## Start Supplied information

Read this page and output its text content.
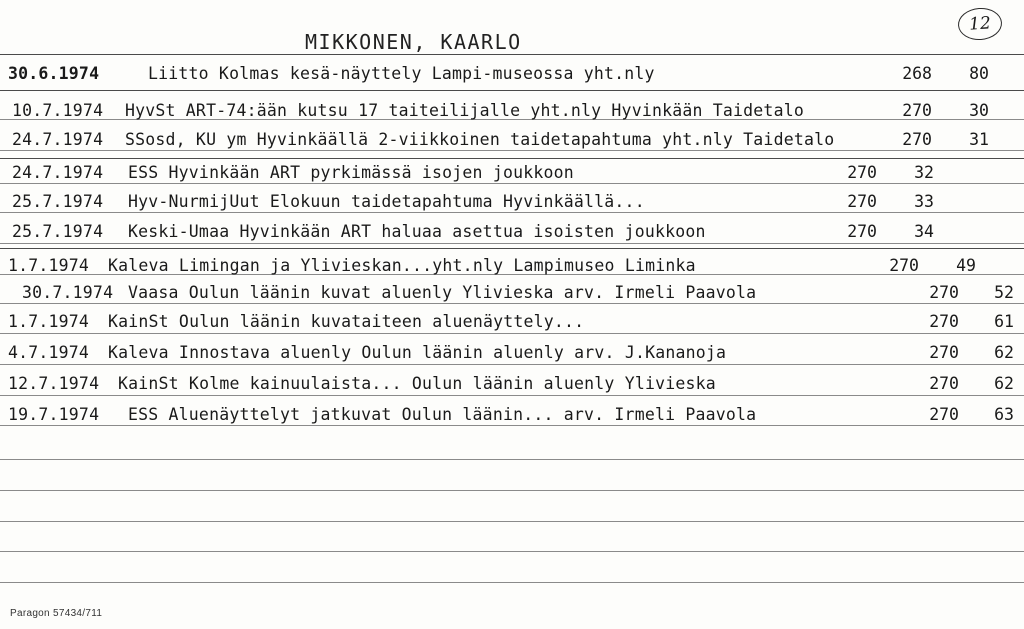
MIKKONEN, KAARLO
12
30.6.1974	Liitto Kolmas kesä-näyttely Lampi-museossa yht.nly	268	80
10.7.1974 HyvSt ART-74:ään kutsu 17 taiteilijalle yht.nly Hyvinkään Taidetalo	270	30
24.7.1974 SSosd, KU ym Hyvinkäällä 2-viikkoinen taidetapahtuma yht.nly Taidetalo	270	31
24.7.1974 ESS Hyvinkään ART pyrkimässä isojen joukkoon	270	32
25.7.1974 Hyv-NurmijUut Elokuun taidetapahtuma Hyvinkäällä...	270	33
25.7.1974 Keski-Umaa Hyvinkään ART haluaa asettua isoisten joukkoon	270	34
1.7.1974 Kaleva Limingan ja Ylivieskan...yht.nly Lampimuseo Liminka	270	49
30.7.1974 Vaasa Oulun läänin kuvat aluenly Ylivieska arv. Irmeli Paavola	270	52
1.7.1974 KainSt Oulun läänin kuvataiteen aluenäyttely...	270	61
4.7.1974 Kaleva Innostava aluenly Oulun läänin aluenly arv. J.Kananoja	270	62
12.7.1974 KainSt Kolme kainuulaista... Oulun läänin aluenly Ylivieska	270	62
19.7.1974 ESS Aluenäyttelyt jatkuvat Oulun läänin... arv. Irmeli Paavola	270	63
Paragon 57434/711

## End Supplied information

**Short problem:**
Every line of the material is to be quoted exactly, with no pictures carried over.

**Written response:**
Read this page and output its text content.
MIKKONEN, KAARLO
12
30.6.1974	Liitto Kolmas kesä-näyttely Lampi-museossa yht.nly	268	80
10.7.1974 HyvSt ART-74:ään kutsu 17 taiteilijalle yht.nly Hyvinkään Taidetalo	270	30
24.7.1974 SSosd, KU ym Hyvinkäällä 2-viikkoinen taidetapahtuma yht.nly Taidetalo	270	31
24.7.1974 ESS Hyvinkään ART pyrkimässä isojen joukkoon	270	32
25.7.1974 Hyv-NurmijUut Elokuun taidetapahtuma Hyvinkäällä...	270	33
25.7.1974 Keski-Umaa Hyvinkään ART haluaa asettua isoisten joukkoon	270	34
1.7.1974 Kaleva Limingan ja Ylivieskan...yht.nly Lampimuseo Liminka	270	49
30.7.1974 Vaasa Oulun läänin kuvat aluenly Ylivieska arv. Irmeli Paavola	270	52
1.7.1974 KainSt Oulun läänin kuvataiteen aluenäyttely...	270	61
4.7.1974 Kaleva Innostava aluenly Oulun läänin aluenly arv. J.Kananoja	270	62
12.7.1974 KainSt Kolme kainuulaista... Oulun läänin aluenly Ylivieska	270	62
19.7.1974 ESS Aluenäyttelyt jatkuvat Oulun läänin... arv. Irmeli Paavola	270	63
Paragon 57434/711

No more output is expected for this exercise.